▸ 課題の指示: 以下の記録を、すべての行について一字一句変えずに書き写すこと。

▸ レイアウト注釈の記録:
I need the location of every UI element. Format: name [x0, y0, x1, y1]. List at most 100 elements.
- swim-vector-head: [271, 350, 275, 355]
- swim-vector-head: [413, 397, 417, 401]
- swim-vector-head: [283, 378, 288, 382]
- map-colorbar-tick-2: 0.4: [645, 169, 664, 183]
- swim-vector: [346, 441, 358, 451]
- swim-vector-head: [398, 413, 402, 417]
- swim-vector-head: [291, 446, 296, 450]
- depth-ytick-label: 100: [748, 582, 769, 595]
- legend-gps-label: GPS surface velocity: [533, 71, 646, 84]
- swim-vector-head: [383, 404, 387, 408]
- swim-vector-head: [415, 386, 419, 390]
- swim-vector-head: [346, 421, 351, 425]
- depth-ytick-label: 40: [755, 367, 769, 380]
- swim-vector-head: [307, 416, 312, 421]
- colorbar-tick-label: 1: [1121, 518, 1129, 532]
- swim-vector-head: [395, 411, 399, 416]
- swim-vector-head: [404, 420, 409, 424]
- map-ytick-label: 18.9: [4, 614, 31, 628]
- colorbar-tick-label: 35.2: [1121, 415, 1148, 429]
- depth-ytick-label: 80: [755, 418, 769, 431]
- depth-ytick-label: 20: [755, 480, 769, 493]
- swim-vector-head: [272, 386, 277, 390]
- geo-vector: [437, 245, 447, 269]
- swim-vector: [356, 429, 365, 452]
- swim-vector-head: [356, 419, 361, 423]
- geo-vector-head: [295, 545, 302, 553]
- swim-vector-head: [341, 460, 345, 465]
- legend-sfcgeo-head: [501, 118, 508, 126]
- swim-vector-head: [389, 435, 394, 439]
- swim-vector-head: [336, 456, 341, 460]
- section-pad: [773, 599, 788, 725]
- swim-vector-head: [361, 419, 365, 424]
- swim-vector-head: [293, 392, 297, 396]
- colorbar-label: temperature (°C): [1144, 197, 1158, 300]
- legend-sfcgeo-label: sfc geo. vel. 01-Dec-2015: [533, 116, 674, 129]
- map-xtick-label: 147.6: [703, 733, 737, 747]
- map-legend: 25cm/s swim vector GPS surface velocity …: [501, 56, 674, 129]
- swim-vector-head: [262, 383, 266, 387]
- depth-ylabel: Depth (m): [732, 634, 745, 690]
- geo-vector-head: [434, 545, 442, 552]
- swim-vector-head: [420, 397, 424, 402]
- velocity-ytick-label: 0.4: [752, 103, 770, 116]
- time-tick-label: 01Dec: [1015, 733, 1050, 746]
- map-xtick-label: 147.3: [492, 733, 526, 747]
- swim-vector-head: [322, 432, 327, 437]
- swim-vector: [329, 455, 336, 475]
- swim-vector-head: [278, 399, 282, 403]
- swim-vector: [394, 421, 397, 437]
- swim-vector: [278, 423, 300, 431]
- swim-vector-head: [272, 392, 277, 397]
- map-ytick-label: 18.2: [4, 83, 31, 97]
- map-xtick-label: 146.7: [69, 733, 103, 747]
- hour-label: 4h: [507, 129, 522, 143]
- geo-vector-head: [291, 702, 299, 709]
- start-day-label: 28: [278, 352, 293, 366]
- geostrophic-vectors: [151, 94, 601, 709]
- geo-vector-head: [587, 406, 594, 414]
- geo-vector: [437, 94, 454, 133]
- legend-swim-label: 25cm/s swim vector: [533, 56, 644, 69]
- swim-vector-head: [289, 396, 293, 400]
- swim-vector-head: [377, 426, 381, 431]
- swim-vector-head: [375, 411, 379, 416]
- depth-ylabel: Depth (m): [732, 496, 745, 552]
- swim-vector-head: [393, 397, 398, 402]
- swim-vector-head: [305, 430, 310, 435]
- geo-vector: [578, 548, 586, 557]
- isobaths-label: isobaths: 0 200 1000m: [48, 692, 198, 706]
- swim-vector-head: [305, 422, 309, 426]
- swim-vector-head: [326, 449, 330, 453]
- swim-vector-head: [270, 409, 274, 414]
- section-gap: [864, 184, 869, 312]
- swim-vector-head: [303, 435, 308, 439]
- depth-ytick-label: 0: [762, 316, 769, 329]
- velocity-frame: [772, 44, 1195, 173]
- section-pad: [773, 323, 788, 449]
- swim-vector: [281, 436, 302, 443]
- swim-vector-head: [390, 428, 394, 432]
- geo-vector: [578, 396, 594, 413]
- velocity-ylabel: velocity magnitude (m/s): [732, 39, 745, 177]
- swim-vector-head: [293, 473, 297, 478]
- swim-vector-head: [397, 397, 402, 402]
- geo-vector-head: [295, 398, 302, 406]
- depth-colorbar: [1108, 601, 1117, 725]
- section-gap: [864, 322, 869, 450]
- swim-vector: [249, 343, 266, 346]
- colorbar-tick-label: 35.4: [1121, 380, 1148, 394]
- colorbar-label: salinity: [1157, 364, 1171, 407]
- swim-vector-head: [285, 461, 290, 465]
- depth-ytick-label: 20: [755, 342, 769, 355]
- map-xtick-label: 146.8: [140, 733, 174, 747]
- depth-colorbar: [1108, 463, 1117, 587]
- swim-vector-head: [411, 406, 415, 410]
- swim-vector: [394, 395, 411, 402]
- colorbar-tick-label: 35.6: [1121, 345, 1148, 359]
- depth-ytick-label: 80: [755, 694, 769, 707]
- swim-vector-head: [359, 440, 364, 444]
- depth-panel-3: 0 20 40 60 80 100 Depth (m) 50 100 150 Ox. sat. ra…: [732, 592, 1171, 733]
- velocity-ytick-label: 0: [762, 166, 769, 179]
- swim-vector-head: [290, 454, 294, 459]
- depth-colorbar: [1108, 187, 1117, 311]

▸ 解答:
I need the location of every UI element. Format: name [x0, y0, x1, y1]. List at most 100 elements.
- swim-vector-head: [271, 350, 275, 355]
- swim-vector-head: [413, 397, 417, 401]
- swim-vector-head: [283, 378, 288, 382]
- map-colorbar-tick-2: 0.4: [645, 169, 664, 183]
- swim-vector: [346, 441, 358, 451]
- swim-vector-head: [398, 413, 402, 417]
- swim-vector-head: [291, 446, 296, 450]
- depth-ytick-label: 100: [748, 582, 769, 595]
- legend-gps-label: GPS surface velocity: [533, 71, 646, 84]
- swim-vector-head: [383, 404, 387, 408]
- swim-vector-head: [415, 386, 419, 390]
- swim-vector-head: [346, 421, 351, 425]
- depth-ytick-label: 40: [755, 367, 769, 380]
- swim-vector-head: [307, 416, 312, 421]
- colorbar-tick-label: 1: [1121, 518, 1129, 532]
- swim-vector-head: [395, 411, 399, 416]
- swim-vector-head: [404, 420, 409, 424]
- map-ytick-label: 18.9: [4, 614, 31, 628]
- colorbar-tick-label: 35.2: [1121, 415, 1148, 429]
- depth-ytick-label: 80: [755, 418, 769, 431]
- depth-ytick-label: 20: [755, 480, 769, 493]
- swim-vector-head: [272, 386, 277, 390]
- geo-vector: [437, 245, 447, 269]
- swim-vector: [356, 429, 365, 452]
- swim-vector-head: [356, 419, 361, 423]
- geo-vector-head: [295, 545, 302, 553]
- swim-vector-head: [341, 460, 345, 465]
- legend-sfcgeo-head: [501, 118, 508, 126]
- swim-vector-head: [389, 435, 394, 439]
- swim-vector-head: [336, 456, 341, 460]
- section-pad: [773, 599, 788, 725]
- swim-vector-head: [361, 419, 365, 424]
- swim-vector-head: [293, 392, 297, 396]
- colorbar-label: temperature (°C): [1144, 197, 1158, 300]
- legend-sfcgeo-label: sfc geo. vel. 01-Dec-2015: [533, 116, 674, 129]
- map-xtick-label: 147.6: [703, 733, 737, 747]
- map-legend: 25cm/s swim vector GPS surface velocity …: [501, 56, 674, 129]
- swim-vector-head: [262, 383, 266, 387]
- depth-ylabel: Depth (m): [732, 634, 745, 690]
- geo-vector-head: [434, 545, 442, 552]
- swim-vector-head: [420, 397, 424, 402]
- velocity-ytick-label: 0.4: [752, 103, 770, 116]
- time-tick-label: 01Dec: [1015, 733, 1050, 746]
- map-xtick-label: 147.3: [492, 733, 526, 747]
- swim-vector-head: [322, 432, 327, 437]
- swim-vector: [329, 455, 336, 475]
- swim-vector-head: [278, 399, 282, 403]
- swim-vector: [394, 421, 397, 437]
- swim-vector: [278, 423, 300, 431]
- swim-vector-head: [272, 392, 277, 397]
- map-ytick-label: 18.2: [4, 83, 31, 97]
- map-xtick-label: 146.7: [69, 733, 103, 747]
- hour-label: 4h: [507, 129, 522, 143]
- geo-vector-head: [291, 702, 299, 709]
- start-day-label: 28: [278, 352, 293, 366]
- geostrophic-vectors: [151, 94, 601, 709]
- geo-vector-head: [587, 406, 594, 414]
- geo-vector: [437, 94, 454, 133]
- legend-swim-label: 25cm/s swim vector: [533, 56, 644, 69]
- swim-vector-head: [289, 396, 293, 400]
- swim-vector-head: [377, 426, 381, 431]
- swim-vector-head: [375, 411, 379, 416]
- depth-ylabel: Depth (m): [732, 496, 745, 552]
- swim-vector-head: [393, 397, 398, 402]
- swim-vector-head: [305, 430, 310, 435]
- geo-vector: [578, 548, 586, 557]
- isobaths-label: isobaths: 0 200 1000m: [48, 692, 198, 706]
- swim-vector-head: [305, 422, 309, 426]
- swim-vector-head: [326, 449, 330, 453]
- swim-vector-head: [270, 409, 274, 414]
- section-gap: [864, 184, 869, 312]
- swim-vector-head: [303, 435, 308, 439]
- depth-ytick-label: 0: [762, 316, 769, 329]
- velocity-frame: [772, 44, 1195, 173]
- section-pad: [773, 323, 788, 449]
- swim-vector: [281, 436, 302, 443]
- swim-vector-head: [390, 428, 394, 432]
- geo-vector: [578, 396, 594, 413]
- velocity-ylabel: velocity magnitude (m/s): [732, 39, 745, 177]
- swim-vector-head: [293, 473, 297, 478]
- swim-vector-head: [397, 397, 402, 402]
- geo-vector-head: [295, 398, 302, 406]
- depth-colorbar: [1108, 601, 1117, 725]
- section-gap: [864, 322, 869, 450]
- swim-vector: [249, 343, 266, 346]
- colorbar-tick-label: 35.4: [1121, 380, 1148, 394]
- colorbar-label: salinity: [1157, 364, 1171, 407]
- swim-vector-head: [285, 461, 290, 465]
- depth-ytick-label: 20: [755, 342, 769, 355]
- map-xtick-label: 146.8: [140, 733, 174, 747]
- depth-colorbar: [1108, 463, 1117, 587]
- swim-vector-head: [411, 406, 415, 410]
- swim-vector: [394, 395, 411, 402]
- colorbar-tick-label: 35.6: [1121, 345, 1148, 359]
- depth-ytick-label: 80: [755, 694, 769, 707]
- swim-vector-head: [359, 440, 364, 444]
- depth-panel-3: 0 20 40 60 80 100 Depth (m) 50 100 150 Ox. sat. ra…: [732, 592, 1171, 733]
- velocity-ytick-label: 0: [762, 166, 769, 179]
- swim-vector-head: [290, 454, 294, 459]
- depth-colorbar: [1108, 187, 1117, 311]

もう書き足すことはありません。